═════ RECORDS FOR PROCESSING ═════

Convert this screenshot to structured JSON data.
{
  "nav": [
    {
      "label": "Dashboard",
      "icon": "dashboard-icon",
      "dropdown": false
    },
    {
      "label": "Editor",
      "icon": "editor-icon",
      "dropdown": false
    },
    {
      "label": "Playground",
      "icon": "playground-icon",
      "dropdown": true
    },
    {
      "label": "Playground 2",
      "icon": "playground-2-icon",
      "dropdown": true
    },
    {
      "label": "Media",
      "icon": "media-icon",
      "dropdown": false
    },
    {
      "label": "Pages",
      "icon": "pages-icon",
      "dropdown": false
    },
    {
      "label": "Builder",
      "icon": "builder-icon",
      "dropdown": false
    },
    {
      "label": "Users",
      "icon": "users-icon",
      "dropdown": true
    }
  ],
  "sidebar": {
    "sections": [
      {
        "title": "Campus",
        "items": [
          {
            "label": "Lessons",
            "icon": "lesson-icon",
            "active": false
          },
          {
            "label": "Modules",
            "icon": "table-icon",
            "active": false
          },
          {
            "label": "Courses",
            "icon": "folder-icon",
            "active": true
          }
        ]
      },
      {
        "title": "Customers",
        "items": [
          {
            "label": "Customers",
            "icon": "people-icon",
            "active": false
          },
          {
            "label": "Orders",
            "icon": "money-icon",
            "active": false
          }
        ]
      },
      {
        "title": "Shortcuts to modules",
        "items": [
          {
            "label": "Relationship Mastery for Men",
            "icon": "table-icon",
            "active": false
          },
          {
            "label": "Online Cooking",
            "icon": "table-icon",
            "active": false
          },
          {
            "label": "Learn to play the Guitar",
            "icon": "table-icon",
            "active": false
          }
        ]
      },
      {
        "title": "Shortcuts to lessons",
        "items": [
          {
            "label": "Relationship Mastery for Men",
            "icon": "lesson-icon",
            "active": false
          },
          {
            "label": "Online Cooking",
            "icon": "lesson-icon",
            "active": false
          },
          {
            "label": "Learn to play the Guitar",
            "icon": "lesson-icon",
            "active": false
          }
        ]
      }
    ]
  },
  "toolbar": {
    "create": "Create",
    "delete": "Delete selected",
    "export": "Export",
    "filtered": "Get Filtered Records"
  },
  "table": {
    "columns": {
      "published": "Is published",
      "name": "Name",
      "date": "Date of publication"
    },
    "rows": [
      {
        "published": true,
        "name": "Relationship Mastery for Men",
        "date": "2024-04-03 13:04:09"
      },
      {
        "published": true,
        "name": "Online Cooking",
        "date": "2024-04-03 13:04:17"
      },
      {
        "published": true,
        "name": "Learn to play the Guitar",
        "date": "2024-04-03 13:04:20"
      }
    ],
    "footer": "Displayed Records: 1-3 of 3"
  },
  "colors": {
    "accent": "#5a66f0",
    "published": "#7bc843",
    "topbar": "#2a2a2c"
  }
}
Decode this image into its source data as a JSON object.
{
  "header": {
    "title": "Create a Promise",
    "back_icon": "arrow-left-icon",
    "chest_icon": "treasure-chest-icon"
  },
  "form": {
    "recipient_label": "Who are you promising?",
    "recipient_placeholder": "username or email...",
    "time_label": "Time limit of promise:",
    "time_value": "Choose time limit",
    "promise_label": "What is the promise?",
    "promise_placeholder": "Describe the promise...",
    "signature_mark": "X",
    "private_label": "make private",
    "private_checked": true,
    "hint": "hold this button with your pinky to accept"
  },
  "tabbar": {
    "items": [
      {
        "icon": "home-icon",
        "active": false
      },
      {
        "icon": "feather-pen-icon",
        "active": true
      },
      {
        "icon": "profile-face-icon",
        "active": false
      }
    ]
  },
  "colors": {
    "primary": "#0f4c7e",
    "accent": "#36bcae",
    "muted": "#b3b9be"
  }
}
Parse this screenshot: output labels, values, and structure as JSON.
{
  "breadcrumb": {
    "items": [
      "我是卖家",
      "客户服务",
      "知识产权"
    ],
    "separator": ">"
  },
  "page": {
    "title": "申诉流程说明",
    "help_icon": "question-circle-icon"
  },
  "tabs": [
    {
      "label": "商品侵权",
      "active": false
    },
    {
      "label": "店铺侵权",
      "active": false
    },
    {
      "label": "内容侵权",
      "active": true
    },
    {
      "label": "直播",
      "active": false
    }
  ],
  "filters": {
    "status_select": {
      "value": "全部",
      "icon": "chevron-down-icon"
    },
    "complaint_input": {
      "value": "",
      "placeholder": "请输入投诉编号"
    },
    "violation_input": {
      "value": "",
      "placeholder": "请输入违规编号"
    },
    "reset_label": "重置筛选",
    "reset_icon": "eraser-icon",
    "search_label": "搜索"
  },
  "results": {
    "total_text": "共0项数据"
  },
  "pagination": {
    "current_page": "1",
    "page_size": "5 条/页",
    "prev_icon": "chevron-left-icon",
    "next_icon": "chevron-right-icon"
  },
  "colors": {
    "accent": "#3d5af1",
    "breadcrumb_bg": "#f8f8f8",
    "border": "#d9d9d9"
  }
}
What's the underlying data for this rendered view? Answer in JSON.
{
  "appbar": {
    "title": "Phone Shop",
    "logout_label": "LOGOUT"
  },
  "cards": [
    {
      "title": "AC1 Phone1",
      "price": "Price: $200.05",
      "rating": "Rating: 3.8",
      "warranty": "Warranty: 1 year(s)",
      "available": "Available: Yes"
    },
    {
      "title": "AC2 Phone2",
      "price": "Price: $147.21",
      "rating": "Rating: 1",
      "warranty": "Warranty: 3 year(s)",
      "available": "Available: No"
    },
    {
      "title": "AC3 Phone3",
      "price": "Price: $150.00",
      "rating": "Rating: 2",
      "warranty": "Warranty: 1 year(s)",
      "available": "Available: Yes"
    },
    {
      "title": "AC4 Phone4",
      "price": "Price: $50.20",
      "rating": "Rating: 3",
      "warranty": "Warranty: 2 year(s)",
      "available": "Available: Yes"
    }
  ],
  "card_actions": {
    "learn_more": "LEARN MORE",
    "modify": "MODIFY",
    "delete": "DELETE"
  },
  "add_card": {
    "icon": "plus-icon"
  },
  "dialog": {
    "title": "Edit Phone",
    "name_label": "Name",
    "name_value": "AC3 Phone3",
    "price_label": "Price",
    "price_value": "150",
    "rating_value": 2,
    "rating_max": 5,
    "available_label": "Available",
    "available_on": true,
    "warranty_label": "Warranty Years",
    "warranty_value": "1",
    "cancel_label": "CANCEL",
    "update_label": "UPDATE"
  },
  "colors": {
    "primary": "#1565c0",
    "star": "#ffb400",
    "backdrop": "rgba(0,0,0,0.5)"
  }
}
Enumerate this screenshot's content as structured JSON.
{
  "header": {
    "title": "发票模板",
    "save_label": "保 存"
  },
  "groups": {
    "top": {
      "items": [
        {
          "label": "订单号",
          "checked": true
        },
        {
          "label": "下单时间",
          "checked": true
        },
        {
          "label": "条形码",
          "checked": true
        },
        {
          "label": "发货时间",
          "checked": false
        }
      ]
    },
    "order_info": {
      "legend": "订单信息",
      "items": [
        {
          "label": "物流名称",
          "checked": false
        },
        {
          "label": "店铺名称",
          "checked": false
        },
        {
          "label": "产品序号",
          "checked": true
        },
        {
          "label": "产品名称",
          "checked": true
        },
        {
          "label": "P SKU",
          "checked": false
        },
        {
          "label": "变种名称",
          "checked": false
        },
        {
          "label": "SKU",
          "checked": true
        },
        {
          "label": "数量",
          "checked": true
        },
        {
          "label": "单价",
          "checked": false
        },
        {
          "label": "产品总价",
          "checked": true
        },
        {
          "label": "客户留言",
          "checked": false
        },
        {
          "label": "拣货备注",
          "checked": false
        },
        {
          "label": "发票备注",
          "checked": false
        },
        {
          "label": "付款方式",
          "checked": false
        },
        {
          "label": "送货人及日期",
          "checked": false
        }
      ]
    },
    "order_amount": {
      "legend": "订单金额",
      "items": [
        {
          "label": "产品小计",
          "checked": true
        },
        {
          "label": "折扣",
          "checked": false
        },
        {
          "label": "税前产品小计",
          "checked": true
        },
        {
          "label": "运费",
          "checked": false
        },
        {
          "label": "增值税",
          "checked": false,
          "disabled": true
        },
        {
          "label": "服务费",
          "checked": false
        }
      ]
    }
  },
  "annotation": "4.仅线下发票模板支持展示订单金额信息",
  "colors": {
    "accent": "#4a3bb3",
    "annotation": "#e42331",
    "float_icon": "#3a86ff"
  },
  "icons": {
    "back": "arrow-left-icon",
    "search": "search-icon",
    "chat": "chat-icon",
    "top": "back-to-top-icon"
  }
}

═════

▶ **OBJECTIVE**:
Identify the lines above with the word "Shortcuts". Copy them.

▶ **FINISHED TASK**:
        "title": "Shortcuts to modules",
        "title": "Shortcuts to lessons",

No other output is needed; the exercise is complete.